● TASK REQUIREMENTS: Output the material beneath exactly, leaving nothing out.

(Recorded data)
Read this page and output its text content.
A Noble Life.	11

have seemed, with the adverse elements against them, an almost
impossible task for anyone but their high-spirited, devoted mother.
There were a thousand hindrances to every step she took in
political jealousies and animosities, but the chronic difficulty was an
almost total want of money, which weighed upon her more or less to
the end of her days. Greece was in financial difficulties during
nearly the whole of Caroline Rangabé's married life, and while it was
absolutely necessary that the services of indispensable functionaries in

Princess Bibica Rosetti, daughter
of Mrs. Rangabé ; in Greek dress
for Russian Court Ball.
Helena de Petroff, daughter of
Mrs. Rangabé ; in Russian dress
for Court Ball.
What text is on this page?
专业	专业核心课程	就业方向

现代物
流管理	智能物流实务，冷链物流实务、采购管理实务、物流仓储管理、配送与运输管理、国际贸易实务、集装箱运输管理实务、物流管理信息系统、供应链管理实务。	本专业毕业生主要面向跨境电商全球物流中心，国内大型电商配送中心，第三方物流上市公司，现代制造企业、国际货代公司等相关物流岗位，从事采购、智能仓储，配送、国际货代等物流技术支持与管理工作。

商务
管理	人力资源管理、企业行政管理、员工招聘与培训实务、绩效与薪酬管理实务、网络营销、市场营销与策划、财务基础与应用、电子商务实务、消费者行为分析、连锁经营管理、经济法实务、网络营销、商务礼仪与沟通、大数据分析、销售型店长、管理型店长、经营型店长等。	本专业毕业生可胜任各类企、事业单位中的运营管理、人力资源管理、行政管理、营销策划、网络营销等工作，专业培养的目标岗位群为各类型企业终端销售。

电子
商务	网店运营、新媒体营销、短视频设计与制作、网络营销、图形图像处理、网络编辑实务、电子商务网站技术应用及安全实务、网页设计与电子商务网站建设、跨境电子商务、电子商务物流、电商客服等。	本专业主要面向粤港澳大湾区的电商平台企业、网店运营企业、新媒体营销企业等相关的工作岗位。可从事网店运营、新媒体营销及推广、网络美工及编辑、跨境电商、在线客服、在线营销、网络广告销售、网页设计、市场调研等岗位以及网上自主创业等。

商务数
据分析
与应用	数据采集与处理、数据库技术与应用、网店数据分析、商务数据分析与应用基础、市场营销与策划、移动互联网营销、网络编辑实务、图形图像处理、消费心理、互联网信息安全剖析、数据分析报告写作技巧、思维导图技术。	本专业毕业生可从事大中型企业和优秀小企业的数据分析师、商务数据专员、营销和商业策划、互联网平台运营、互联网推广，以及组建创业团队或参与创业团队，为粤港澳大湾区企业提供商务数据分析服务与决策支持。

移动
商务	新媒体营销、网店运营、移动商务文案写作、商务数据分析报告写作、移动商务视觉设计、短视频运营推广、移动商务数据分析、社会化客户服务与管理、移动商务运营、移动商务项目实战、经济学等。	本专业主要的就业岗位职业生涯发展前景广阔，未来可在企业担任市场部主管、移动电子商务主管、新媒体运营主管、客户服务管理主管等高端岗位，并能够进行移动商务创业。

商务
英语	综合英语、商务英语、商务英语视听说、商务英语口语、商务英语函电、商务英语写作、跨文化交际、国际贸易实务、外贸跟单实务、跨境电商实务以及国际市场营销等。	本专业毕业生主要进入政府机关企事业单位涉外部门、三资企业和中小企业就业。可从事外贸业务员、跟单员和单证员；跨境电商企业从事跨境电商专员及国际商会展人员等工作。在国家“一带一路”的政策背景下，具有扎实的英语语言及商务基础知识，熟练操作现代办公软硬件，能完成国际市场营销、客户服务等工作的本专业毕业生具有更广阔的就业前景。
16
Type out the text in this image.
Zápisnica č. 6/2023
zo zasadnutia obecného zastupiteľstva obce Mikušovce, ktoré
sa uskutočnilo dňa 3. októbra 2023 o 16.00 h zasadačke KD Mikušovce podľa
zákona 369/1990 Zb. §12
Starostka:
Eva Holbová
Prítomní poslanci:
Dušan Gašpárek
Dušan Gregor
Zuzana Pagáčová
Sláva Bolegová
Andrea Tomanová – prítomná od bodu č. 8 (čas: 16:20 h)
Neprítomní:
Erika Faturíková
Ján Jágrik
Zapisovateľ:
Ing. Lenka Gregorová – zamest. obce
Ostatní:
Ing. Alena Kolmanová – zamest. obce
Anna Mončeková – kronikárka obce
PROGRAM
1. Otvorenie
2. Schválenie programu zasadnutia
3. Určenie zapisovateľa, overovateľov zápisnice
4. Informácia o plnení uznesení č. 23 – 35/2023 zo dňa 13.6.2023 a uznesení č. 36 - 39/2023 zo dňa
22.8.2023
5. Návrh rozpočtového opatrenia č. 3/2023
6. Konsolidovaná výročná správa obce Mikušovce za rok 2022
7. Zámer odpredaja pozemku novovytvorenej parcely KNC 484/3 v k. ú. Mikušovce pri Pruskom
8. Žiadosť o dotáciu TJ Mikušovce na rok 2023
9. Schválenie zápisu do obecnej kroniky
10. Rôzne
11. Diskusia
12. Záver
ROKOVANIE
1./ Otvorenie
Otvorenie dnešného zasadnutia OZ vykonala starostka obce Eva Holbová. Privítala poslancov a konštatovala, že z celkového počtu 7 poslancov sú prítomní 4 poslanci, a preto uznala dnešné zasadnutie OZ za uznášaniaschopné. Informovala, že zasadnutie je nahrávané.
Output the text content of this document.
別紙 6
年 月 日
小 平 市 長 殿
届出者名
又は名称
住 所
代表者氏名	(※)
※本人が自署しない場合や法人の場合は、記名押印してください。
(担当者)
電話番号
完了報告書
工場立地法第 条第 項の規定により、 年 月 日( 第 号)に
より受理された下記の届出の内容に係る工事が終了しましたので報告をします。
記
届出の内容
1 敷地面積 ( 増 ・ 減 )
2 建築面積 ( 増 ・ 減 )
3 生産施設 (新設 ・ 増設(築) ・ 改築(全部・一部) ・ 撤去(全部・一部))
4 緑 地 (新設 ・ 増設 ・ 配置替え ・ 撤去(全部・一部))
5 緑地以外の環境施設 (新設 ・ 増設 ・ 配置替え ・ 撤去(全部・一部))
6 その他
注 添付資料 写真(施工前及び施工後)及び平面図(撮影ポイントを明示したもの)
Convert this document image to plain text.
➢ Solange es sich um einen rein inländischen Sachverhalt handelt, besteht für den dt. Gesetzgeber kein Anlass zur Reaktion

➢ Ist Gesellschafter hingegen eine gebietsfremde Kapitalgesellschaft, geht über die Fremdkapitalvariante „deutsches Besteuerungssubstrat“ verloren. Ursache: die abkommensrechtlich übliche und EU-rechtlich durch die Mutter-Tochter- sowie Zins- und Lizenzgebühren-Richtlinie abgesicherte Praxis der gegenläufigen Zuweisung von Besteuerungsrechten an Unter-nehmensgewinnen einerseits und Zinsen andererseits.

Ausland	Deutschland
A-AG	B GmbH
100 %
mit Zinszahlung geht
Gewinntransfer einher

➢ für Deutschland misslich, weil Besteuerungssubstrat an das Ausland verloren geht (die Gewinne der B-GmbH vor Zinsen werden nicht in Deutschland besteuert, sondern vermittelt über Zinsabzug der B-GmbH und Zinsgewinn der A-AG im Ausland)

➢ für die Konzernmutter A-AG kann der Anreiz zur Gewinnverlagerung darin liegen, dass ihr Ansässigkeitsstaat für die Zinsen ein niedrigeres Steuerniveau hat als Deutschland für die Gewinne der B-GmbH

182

● ANSWER TO THIS EXERCISE:
Read this page and output its text content.
A Noble Life.	11

have seemed, with the adverse elements against them, an almost
impossible task for anyone but their high-spirited, devoted mother.
There were a thousand hindrances to every step she took in
political jealousies and animosities, but the chronic difficulty was an
almost total want of money, which weighed upon her more or less to
the end of her days. Greece was in financial difficulties during
nearly the whole of Caroline Rangabé's married life, and while it was
absolutely necessary that the services of indispensable functionaries in

Princess Bibica Rosetti, daughter
of Mrs. Rangabé ; in Greek dress
for Russian Court Ball.
Helena de Petroff, daughter of
Mrs. Rangabé ; in Russian dress
for Court Ball.
What text is on this page?
专业	专业核心课程	就业方向

现代物
流管理	智能物流实务，冷链物流实务、采购管理实务、物流仓储管理、配送与运输管理、国际贸易实务、集装箱运输管理实务、物流管理信息系统、供应链管理实务。	本专业毕业生主要面向跨境电商全球物流中心，国内大型电商配送中心，第三方物流上市公司，现代制造企业、国际货代公司等相关物流岗位，从事采购、智能仓储，配送、国际货代等物流技术支持与管理工作。

商务
管理	人力资源管理、企业行政管理、员工招聘与培训实务、绩效与薪酬管理实务、网络营销、市场营销与策划、财务基础与应用、电子商务实务、消费者行为分析、连锁经营管理、经济法实务、网络营销、商务礼仪与沟通、大数据分析、销售型店长、管理型店长、经营型店长等。	本专业毕业生可胜任各类企、事业单位中的运营管理、人力资源管理、行政管理、营销策划、网络营销等工作，专业培养的目标岗位群为各类型企业终端销售。

电子
商务	网店运营、新媒体营销、短视频设计与制作、网络营销、图形图像处理、网络编辑实务、电子商务网站技术应用及安全实务、网页设计与电子商务网站建设、跨境电子商务、电子商务物流、电商客服等。	本专业主要面向粤港澳大湾区的电商平台企业、网店运营企业、新媒体营销企业等相关的工作岗位。可从事网店运营、新媒体营销及推广、网络美工及编辑、跨境电商、在线客服、在线营销、网络广告销售、网页设计、市场调研等岗位以及网上自主创业等。

商务数
据分析
与应用	数据采集与处理、数据库技术与应用、网店数据分析、商务数据分析与应用基础、市场营销与策划、移动互联网营销、网络编辑实务、图形图像处理、消费心理、互联网信息安全剖析、数据分析报告写作技巧、思维导图技术。	本专业毕业生可从事大中型企业和优秀小企业的数据分析师、商务数据专员、营销和商业策划、互联网平台运营、互联网推广，以及组建创业团队或参与创业团队，为粤港澳大湾区企业提供商务数据分析服务与决策支持。

移动
商务	新媒体营销、网店运营、移动商务文案写作、商务数据分析报告写作、移动商务视觉设计、短视频运营推广、移动商务数据分析、社会化客户服务与管理、移动商务运营、移动商务项目实战、经济学等。	本专业主要的就业岗位职业生涯发展前景广阔，未来可在企业担任市场部主管、移动电子商务主管、新媒体运营主管、客户服务管理主管等高端岗位，并能够进行移动商务创业。

商务
英语	综合英语、商务英语、商务英语视听说、商务英语口语、商务英语函电、商务英语写作、跨文化交际、国际贸易实务、外贸跟单实务、跨境电商实务以及国际市场营销等。	本专业毕业生主要进入政府机关企事业单位涉外部门、三资企业和中小企业就业。可从事外贸业务员、跟单员和单证员；跨境电商企业从事跨境电商专员及国际商会展人员等工作。在国家“一带一路”的政策背景下，具有扎实的英语语言及商务基础知识，熟练操作现代办公软硬件，能完成国际市场营销、客户服务等工作的本专业毕业生具有更广阔的就业前景。
16
Type out the text in this image.
Zápisnica č. 6/2023
zo zasadnutia obecného zastupiteľstva obce Mikušovce, ktoré
sa uskutočnilo dňa 3. októbra 2023 o 16.00 h zasadačke KD Mikušovce podľa
zákona 369/1990 Zb. §12
Starostka:
Eva Holbová
Prítomní poslanci:
Dušan Gašpárek
Dušan Gregor
Zuzana Pagáčová
Sláva Bolegová
Andrea Tomanová – prítomná od bodu č. 8 (čas: 16:20 h)
Neprítomní:
Erika Faturíková
Ján Jágrik
Zapisovateľ:
Ing. Lenka Gregorová – zamest. obce
Ostatní:
Ing. Alena Kolmanová – zamest. obce
Anna Mončeková – kronikárka obce
PROGRAM
1. Otvorenie
2. Schválenie programu zasadnutia
3. Určenie zapisovateľa, overovateľov zápisnice
4. Informácia o plnení uznesení č. 23 – 35/2023 zo dňa 13.6.2023 a uznesení č. 36 - 39/2023 zo dňa
22.8.2023
5. Návrh rozpočtového opatrenia č. 3/2023
6. Konsolidovaná výročná správa obce Mikušovce za rok 2022
7. Zámer odpredaja pozemku novovytvorenej parcely KNC 484/3 v k. ú. Mikušovce pri Pruskom
8. Žiadosť o dotáciu TJ Mikušovce na rok 2023
9. Schválenie zápisu do obecnej kroniky
10. Rôzne
11. Diskusia
12. Záver
ROKOVANIE
1./ Otvorenie
Otvorenie dnešného zasadnutia OZ vykonala starostka obce Eva Holbová. Privítala poslancov a konštatovala, že z celkového počtu 7 poslancov sú prítomní 4 poslanci, a preto uznala dnešné zasadnutie OZ za uznášaniaschopné. Informovala, že zasadnutie je nahrávané.
Output the text content of this document.
別紙 6
年 月 日
小 平 市 長 殿
届出者名
又は名称
住 所
代表者氏名	(※)
※本人が自署しない場合や法人の場合は、記名押印してください。
(担当者)
電話番号
完了報告書
工場立地法第 条第 項の規定により、 年 月 日( 第 号)に
より受理された下記の届出の内容に係る工事が終了しましたので報告をします。
記
届出の内容
1 敷地面積 ( 増 ・ 減 )
2 建築面積 ( 増 ・ 減 )
3 生産施設 (新設 ・ 増設(築) ・ 改築(全部・一部) ・ 撤去(全部・一部))
4 緑 地 (新設 ・ 増設 ・ 配置替え ・ 撤去(全部・一部))
5 緑地以外の環境施設 (新設 ・ 増設 ・ 配置替え ・ 撤去(全部・一部))
6 その他
注 添付資料 写真(施工前及び施工後)及び平面図(撮影ポイントを明示したもの)
Convert this document image to plain text.
➢ Solange es sich um einen rein inländischen Sachverhalt handelt, besteht für den dt. Gesetzgeber kein Anlass zur Reaktion

➢ Ist Gesellschafter hingegen eine gebietsfremde Kapitalgesellschaft, geht über die Fremdkapitalvariante „deutsches Besteuerungssubstrat“ verloren. Ursache: die abkommensrechtlich übliche und EU-rechtlich durch die Mutter-Tochter- sowie Zins- und Lizenzgebühren-Richtlinie abgesicherte Praxis der gegenläufigen Zuweisung von Besteuerungsrechten an Unter-nehmensgewinnen einerseits und Zinsen andererseits.

Ausland	Deutschland
A-AG	B GmbH
100 %
mit Zinszahlung geht
Gewinntransfer einher

➢ für Deutschland misslich, weil Besteuerungssubstrat an das Ausland verloren geht (die Gewinne der B-GmbH vor Zinsen werden nicht in Deutschland besteuert, sondern vermittelt über Zinsabzug der B-GmbH und Zinsgewinn der A-AG im Ausland)

➢ für die Konzernmutter A-AG kann der Anreiz zur Gewinnverlagerung darin liegen, dass ihr Ansässigkeitsstaat für die Zinsen ein niedrigeres Steuerniveau hat als Deutschland für die Gewinne der B-GmbH

182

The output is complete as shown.